**** INPUT DATA
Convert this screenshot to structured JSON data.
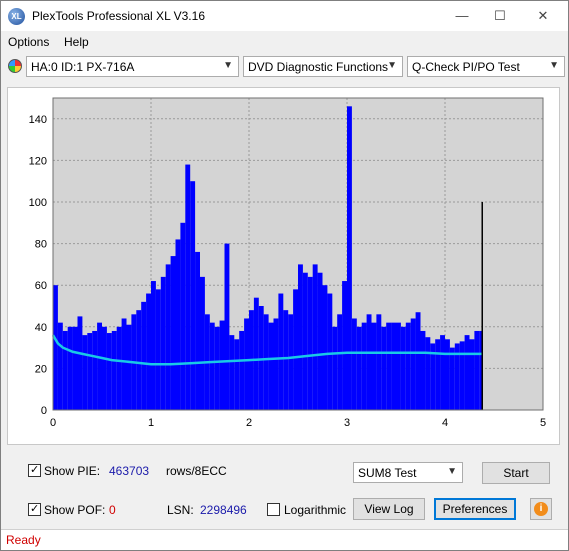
{
  "window": {
    "title": "PlexTools Professional XL V3.16",
    "icon_text": "XL",
    "controls": {
      "minimize": "—",
      "maximize": "☐",
      "close": "✕"
    }
  },
  "menu": {
    "items": [
      "Options",
      "Help"
    ]
  },
  "toolbar": {
    "drive": "HA:0 ID:1  PX-716A",
    "function": "DVD Diagnostic Functions",
    "test": "Q-Check PI/PO Test"
  },
  "chart_data": {
    "type": "bar",
    "title": "",
    "xlabel": "",
    "ylabel": "",
    "xlim": [
      0,
      5
    ],
    "ylim": [
      0,
      150
    ],
    "x_ticks": [
      0,
      1,
      2,
      3,
      4,
      5
    ],
    "y_ticks": [
      0,
      20,
      40,
      60,
      80,
      100,
      120,
      140
    ],
    "grid": true,
    "data_end_x": 4.38,
    "end_marker_value": 100,
    "colors": {
      "plot_bg": "#d4d4d4",
      "bars": "#0000ff",
      "line": "#19c9e6",
      "marker": "#000000",
      "outer_bg": "#ffffff"
    },
    "series": [
      {
        "kind": "bars",
        "x": [
          0.0,
          0.05,
          0.1,
          0.15,
          0.2,
          0.25,
          0.3,
          0.35,
          0.4,
          0.45,
          0.5,
          0.55,
          0.6,
          0.65,
          0.7,
          0.75,
          0.8,
          0.85,
          0.9,
          0.95,
          1.0,
          1.05,
          1.1,
          1.15,
          1.2,
          1.25,
          1.3,
          1.35,
          1.4,
          1.45,
          1.5,
          1.55,
          1.6,
          1.65,
          1.7,
          1.75,
          1.8,
          1.85,
          1.9,
          1.95,
          2.0,
          2.05,
          2.1,
          2.15,
          2.2,
          2.25,
          2.3,
          2.35,
          2.4,
          2.45,
          2.5,
          2.55,
          2.6,
          2.65,
          2.7,
          2.75,
          2.8,
          2.85,
          2.9,
          2.95,
          3.0,
          3.05,
          3.1,
          3.15,
          3.2,
          3.25,
          3.3,
          3.35,
          3.4,
          3.45,
          3.5,
          3.55,
          3.6,
          3.65,
          3.7,
          3.75,
          3.8,
          3.85,
          3.9,
          3.95,
          4.0,
          4.05,
          4.1,
          4.15,
          4.2,
          4.25,
          4.3,
          4.35
        ],
        "values": [
          60,
          42,
          38,
          40,
          40,
          45,
          36,
          37,
          38,
          42,
          40,
          37,
          38,
          40,
          44,
          41,
          46,
          48,
          52,
          56,
          62,
          58,
          64,
          70,
          74,
          82,
          90,
          118,
          110,
          76,
          64,
          46,
          42,
          40,
          43,
          80,
          36,
          34,
          38,
          44,
          48,
          54,
          50,
          46,
          42,
          44,
          56,
          48,
          46,
          58,
          70,
          66,
          64,
          70,
          66,
          60,
          56,
          40,
          46,
          62,
          146,
          44,
          40,
          42,
          46,
          42,
          46,
          40,
          42,
          42,
          42,
          40,
          42,
          44,
          47,
          38,
          35,
          32,
          34,
          36,
          34,
          30,
          32,
          33,
          36,
          34,
          38,
          38
        ]
      },
      {
        "kind": "line",
        "x": [
          0.0,
          0.05,
          0.1,
          0.2,
          0.3,
          0.4,
          0.5,
          0.6,
          0.8,
          1.0,
          1.2,
          1.4,
          1.6,
          1.8,
          2.0,
          2.2,
          2.4,
          2.6,
          2.8,
          3.0,
          3.2,
          3.4,
          3.6,
          3.8,
          4.0,
          4.2,
          4.38
        ],
        "values": [
          36,
          32,
          30,
          28,
          27,
          26,
          25,
          24,
          23,
          22,
          22,
          22.5,
          23,
          23.5,
          24,
          24.5,
          25,
          26,
          27,
          27.5,
          27.5,
          27.5,
          27.5,
          27.5,
          27,
          27,
          27
        ]
      }
    ]
  },
  "options": {
    "show_pie": {
      "label": "Show PIE:",
      "checked": "✓",
      "value": "463703",
      "unit": "rows/8ECC"
    },
    "show_pof": {
      "label": "Show POF:",
      "checked": "✓",
      "value": "0"
    },
    "lsn": {
      "label": "LSN:",
      "value": "2298496"
    },
    "logarithmic": {
      "label": "Logarithmic"
    },
    "test_select": "SUM8 Test",
    "buttons": {
      "start": "Start",
      "view_log": "View Log",
      "preferences": "Preferences",
      "info": "i"
    }
  },
  "status": {
    "text": "Ready"
  }
}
********
PROBLEM →
Copy the listing in full and without alteration, omitting every picture.

RESULT OF THE TASK →
Convert this screenshot to structured JSON data.
{
  "window": {
    "title": "PlexTools Professional XL V3.16",
    "icon_text": "XL",
    "controls": {
      "minimize": "—",
      "maximize": "☐",
      "close": "✕"
    }
  },
  "menu": {
    "items": [
      "Options",
      "Help"
    ]
  },
  "toolbar": {
    "drive": "HA:0 ID:1  PX-716A",
    "function": "DVD Diagnostic Functions",
    "test": "Q-Check PI/PO Test"
  },
  "chart_data": {
    "type": "bar",
    "title": "",
    "xlabel": "",
    "ylabel": "",
    "xlim": [
      0,
      5
    ],
    "ylim": [
      0,
      150
    ],
    "x_ticks": [
      0,
      1,
      2,
      3,
      4,
      5
    ],
    "y_ticks": [
      0,
      20,
      40,
      60,
      80,
      100,
      120,
      140
    ],
    "grid": true,
    "data_end_x": 4.38,
    "end_marker_value": 100,
    "colors": {
      "plot_bg": "#d4d4d4",
      "bars": "#0000ff",
      "line": "#19c9e6",
      "marker": "#000000",
      "outer_bg": "#ffffff"
    },
    "series": [
      {
        "kind": "bars",
        "x": [
          0.0,
          0.05,
          0.1,
          0.15,
          0.2,
          0.25,
          0.3,
          0.35,
          0.4,
          0.45,
          0.5,
          0.55,
          0.6,
          0.65,
          0.7,
          0.75,
          0.8,
          0.85,
          0.9,
          0.95,
          1.0,
          1.05,
          1.1,
          1.15,
          1.2,
          1.25,
          1.3,
          1.35,
          1.4,
          1.45,
          1.5,
          1.55,
          1.6,
          1.65,
          1.7,
          1.75,
          1.8,
          1.85,
          1.9,
          1.95,
          2.0,
          2.05,
          2.1,
          2.15,
          2.2,
          2.25,
          2.3,
          2.35,
          2.4,
          2.45,
          2.5,
          2.55,
          2.6,
          2.65,
          2.7,
          2.75,
          2.8,
          2.85,
          2.9,
          2.95,
          3.0,
          3.05,
          3.1,
          3.15,
          3.2,
          3.25,
          3.3,
          3.35,
          3.4,
          3.45,
          3.5,
          3.55,
          3.6,
          3.65,
          3.7,
          3.75,
          3.8,
          3.85,
          3.9,
          3.95,
          4.0,
          4.05,
          4.1,
          4.15,
          4.2,
          4.25,
          4.3,
          4.35
        ],
        "values": [
          60,
          42,
          38,
          40,
          40,
          45,
          36,
          37,
          38,
          42,
          40,
          37,
          38,
          40,
          44,
          41,
          46,
          48,
          52,
          56,
          62,
          58,
          64,
          70,
          74,
          82,
          90,
          118,
          110,
          76,
          64,
          46,
          42,
          40,
          43,
          80,
          36,
          34,
          38,
          44,
          48,
          54,
          50,
          46,
          42,
          44,
          56,
          48,
          46,
          58,
          70,
          66,
          64,
          70,
          66,
          60,
          56,
          40,
          46,
          62,
          146,
          44,
          40,
          42,
          46,
          42,
          46,
          40,
          42,
          42,
          42,
          40,
          42,
          44,
          47,
          38,
          35,
          32,
          34,
          36,
          34,
          30,
          32,
          33,
          36,
          34,
          38,
          38
        ]
      },
      {
        "kind": "line",
        "x": [
          0.0,
          0.05,
          0.1,
          0.2,
          0.3,
          0.4,
          0.5,
          0.6,
          0.8,
          1.0,
          1.2,
          1.4,
          1.6,
          1.8,
          2.0,
          2.2,
          2.4,
          2.6,
          2.8,
          3.0,
          3.2,
          3.4,
          3.6,
          3.8,
          4.0,
          4.2,
          4.38
        ],
        "values": [
          36,
          32,
          30,
          28,
          27,
          26,
          25,
          24,
          23,
          22,
          22,
          22.5,
          23,
          23.5,
          24,
          24.5,
          25,
          26,
          27,
          27.5,
          27.5,
          27.5,
          27.5,
          27.5,
          27,
          27,
          27
        ]
      }
    ]
  },
  "options": {
    "show_pie": {
      "label": "Show PIE:",
      "checked": "✓",
      "value": "463703",
      "unit": "rows/8ECC"
    },
    "show_pof": {
      "label": "Show POF:",
      "checked": "✓",
      "value": "0"
    },
    "lsn": {
      "label": "LSN:",
      "value": "2298496"
    },
    "logarithmic": {
      "label": "Logarithmic"
    },
    "test_select": "SUM8 Test",
    "buttons": {
      "start": "Start",
      "view_log": "View Log",
      "preferences": "Preferences",
      "info": "i"
    }
  },
  "status": {
    "text": "Ready"
  }
}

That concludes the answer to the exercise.